Dataset rows for apps and sites:
···

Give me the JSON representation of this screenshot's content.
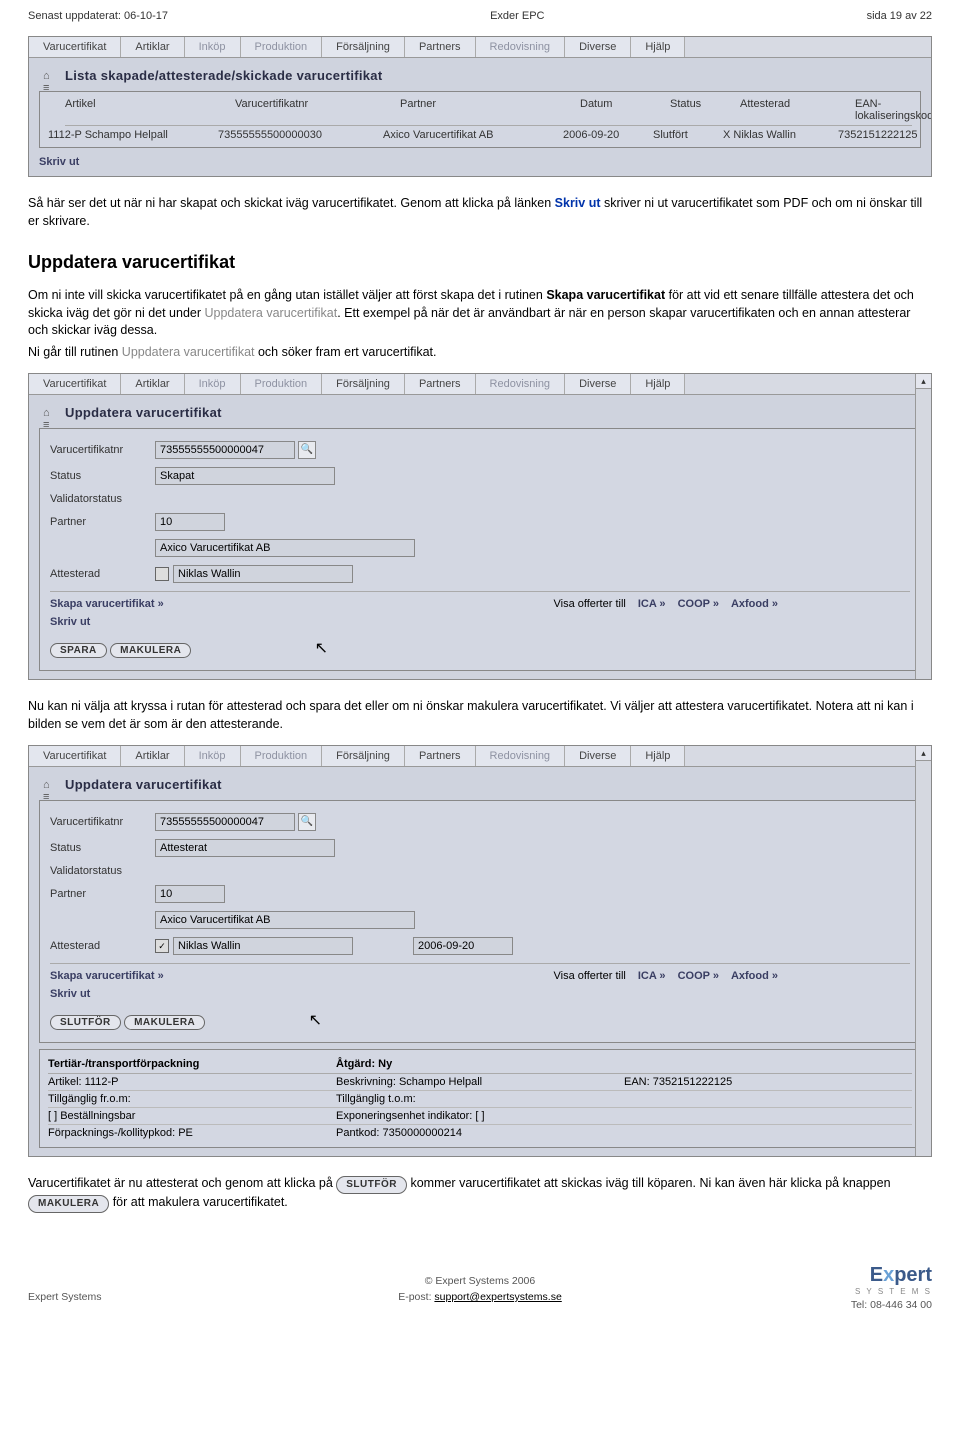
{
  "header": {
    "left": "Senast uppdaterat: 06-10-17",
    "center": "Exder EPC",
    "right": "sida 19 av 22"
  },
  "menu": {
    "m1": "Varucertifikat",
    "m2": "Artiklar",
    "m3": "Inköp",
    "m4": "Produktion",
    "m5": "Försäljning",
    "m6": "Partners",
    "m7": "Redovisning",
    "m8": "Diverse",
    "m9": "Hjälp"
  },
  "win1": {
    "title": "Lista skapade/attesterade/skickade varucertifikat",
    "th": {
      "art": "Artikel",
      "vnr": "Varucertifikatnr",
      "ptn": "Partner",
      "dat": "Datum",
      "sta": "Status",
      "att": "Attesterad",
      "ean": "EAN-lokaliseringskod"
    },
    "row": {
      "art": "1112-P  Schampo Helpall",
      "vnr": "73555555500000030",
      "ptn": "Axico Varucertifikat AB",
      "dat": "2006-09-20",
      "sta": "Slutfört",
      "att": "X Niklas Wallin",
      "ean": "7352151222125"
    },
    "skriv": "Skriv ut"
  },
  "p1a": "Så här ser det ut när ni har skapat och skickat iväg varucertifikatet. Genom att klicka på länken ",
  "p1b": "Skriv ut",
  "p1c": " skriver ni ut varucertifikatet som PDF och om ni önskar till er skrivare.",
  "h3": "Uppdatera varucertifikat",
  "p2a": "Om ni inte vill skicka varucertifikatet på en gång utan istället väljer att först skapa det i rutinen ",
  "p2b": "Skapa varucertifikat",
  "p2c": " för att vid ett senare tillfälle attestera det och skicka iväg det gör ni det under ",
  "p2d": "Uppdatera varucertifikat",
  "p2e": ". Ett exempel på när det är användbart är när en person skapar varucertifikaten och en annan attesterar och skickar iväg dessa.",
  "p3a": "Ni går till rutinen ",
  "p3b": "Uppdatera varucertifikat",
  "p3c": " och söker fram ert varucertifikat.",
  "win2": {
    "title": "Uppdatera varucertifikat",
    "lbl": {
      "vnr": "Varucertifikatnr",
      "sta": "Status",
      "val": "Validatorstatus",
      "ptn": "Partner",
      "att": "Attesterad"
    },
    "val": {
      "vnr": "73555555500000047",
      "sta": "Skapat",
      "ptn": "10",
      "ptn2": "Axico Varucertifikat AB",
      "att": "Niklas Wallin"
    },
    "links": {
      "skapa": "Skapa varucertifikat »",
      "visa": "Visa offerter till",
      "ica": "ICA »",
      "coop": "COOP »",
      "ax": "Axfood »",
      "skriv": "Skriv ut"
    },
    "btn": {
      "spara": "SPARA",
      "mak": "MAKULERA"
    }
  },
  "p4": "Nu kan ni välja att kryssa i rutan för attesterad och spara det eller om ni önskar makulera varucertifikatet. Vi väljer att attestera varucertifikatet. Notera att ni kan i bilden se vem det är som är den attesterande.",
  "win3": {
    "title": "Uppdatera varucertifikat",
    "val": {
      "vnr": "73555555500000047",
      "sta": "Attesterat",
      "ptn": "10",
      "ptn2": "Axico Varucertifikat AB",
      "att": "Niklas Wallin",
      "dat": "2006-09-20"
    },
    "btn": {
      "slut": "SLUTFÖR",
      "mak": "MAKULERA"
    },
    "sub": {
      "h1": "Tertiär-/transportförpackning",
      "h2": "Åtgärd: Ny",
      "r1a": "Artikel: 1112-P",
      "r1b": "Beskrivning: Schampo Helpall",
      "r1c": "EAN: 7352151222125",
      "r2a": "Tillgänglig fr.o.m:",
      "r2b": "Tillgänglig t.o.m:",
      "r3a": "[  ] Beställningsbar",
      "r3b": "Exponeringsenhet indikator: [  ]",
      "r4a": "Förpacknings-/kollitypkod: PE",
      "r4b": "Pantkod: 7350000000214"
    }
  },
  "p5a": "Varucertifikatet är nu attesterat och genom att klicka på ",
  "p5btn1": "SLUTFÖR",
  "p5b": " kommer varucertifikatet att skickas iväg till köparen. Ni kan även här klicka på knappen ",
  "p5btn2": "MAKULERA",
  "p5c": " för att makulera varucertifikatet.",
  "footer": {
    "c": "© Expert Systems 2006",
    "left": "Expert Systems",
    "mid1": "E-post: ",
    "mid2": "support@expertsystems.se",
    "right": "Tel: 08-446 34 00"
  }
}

···

Retype the entries above word for word, minus any images.

Give me the JSON representation of this screenshot's content.
{
  "header": {
    "left": "Senast uppdaterat: 06-10-17",
    "center": "Exder EPC",
    "right": "sida 19 av 22"
  },
  "menu": {
    "m1": "Varucertifikat",
    "m2": "Artiklar",
    "m3": "Inköp",
    "m4": "Produktion",
    "m5": "Försäljning",
    "m6": "Partners",
    "m7": "Redovisning",
    "m8": "Diverse",
    "m9": "Hjälp"
  },
  "win1": {
    "title": "Lista skapade/attesterade/skickade varucertifikat",
    "th": {
      "art": "Artikel",
      "vnr": "Varucertifikatnr",
      "ptn": "Partner",
      "dat": "Datum",
      "sta": "Status",
      "att": "Attesterad",
      "ean": "EAN-lokaliseringskod"
    },
    "row": {
      "art": "1112-P  Schampo Helpall",
      "vnr": "73555555500000030",
      "ptn": "Axico Varucertifikat AB",
      "dat": "2006-09-20",
      "sta": "Slutfört",
      "att": "X Niklas Wallin",
      "ean": "7352151222125"
    },
    "skriv": "Skriv ut"
  },
  "p1a": "Så här ser det ut när ni har skapat och skickat iväg varucertifikatet. Genom att klicka på länken ",
  "p1b": "Skriv ut",
  "p1c": " skriver ni ut varucertifikatet som PDF och om ni önskar till er skrivare.",
  "h3": "Uppdatera varucertifikat",
  "p2a": "Om ni inte vill skicka varucertifikatet på en gång utan istället väljer att först skapa det i rutinen ",
  "p2b": "Skapa varucertifikat",
  "p2c": " för att vid ett senare tillfälle attestera det och skicka iväg det gör ni det under ",
  "p2d": "Uppdatera varucertifikat",
  "p2e": ". Ett exempel på när det är användbart är när en person skapar varucertifikaten och en annan attesterar och skickar iväg dessa.",
  "p3a": "Ni går till rutinen ",
  "p3b": "Uppdatera varucertifikat",
  "p3c": " och söker fram ert varucertifikat.",
  "win2": {
    "title": "Uppdatera varucertifikat",
    "lbl": {
      "vnr": "Varucertifikatnr",
      "sta": "Status",
      "val": "Validatorstatus",
      "ptn": "Partner",
      "att": "Attesterad"
    },
    "val": {
      "vnr": "73555555500000047",
      "sta": "Skapat",
      "ptn": "10",
      "ptn2": "Axico Varucertifikat AB",
      "att": "Niklas Wallin"
    },
    "links": {
      "skapa": "Skapa varucertifikat »",
      "visa": "Visa offerter till",
      "ica": "ICA »",
      "coop": "COOP »",
      "ax": "Axfood »",
      "skriv": "Skriv ut"
    },
    "btn": {
      "spara": "SPARA",
      "mak": "MAKULERA"
    }
  },
  "p4": "Nu kan ni välja att kryssa i rutan för attesterad och spara det eller om ni önskar makulera varucertifikatet. Vi väljer att attestera varucertifikatet. Notera att ni kan i bilden se vem det är som är den attesterande.",
  "win3": {
    "title": "Uppdatera varucertifikat",
    "val": {
      "vnr": "73555555500000047",
      "sta": "Attesterat",
      "ptn": "10",
      "ptn2": "Axico Varucertifikat AB",
      "att": "Niklas Wallin",
      "dat": "2006-09-20"
    },
    "btn": {
      "slut": "SLUTFÖR",
      "mak": "MAKULERA"
    },
    "sub": {
      "h1": "Tertiär-/transportförpackning",
      "h2": "Åtgärd: Ny",
      "r1a": "Artikel: 1112-P",
      "r1b": "Beskrivning: Schampo Helpall",
      "r1c": "EAN: 7352151222125",
      "r2a": "Tillgänglig fr.o.m:",
      "r2b": "Tillgänglig t.o.m:",
      "r3a": "[  ] Beställningsbar",
      "r3b": "Exponeringsenhet indikator: [  ]",
      "r4a": "Förpacknings-/kollitypkod: PE",
      "r4b": "Pantkod: 7350000000214"
    }
  },
  "p5a": "Varucertifikatet är nu attesterat och genom att klicka på ",
  "p5btn1": "SLUTFÖR",
  "p5b": " kommer varucertifikatet att skickas iväg till köparen. Ni kan även här klicka på knappen ",
  "p5btn2": "MAKULERA",
  "p5c": " för att makulera varucertifikatet.",
  "footer": {
    "c": "© Expert Systems 2006",
    "left": "Expert Systems",
    "mid1": "E-post: ",
    "mid2": "support@expertsystems.se",
    "right": "Tel: 08-446 34 00"
  }
}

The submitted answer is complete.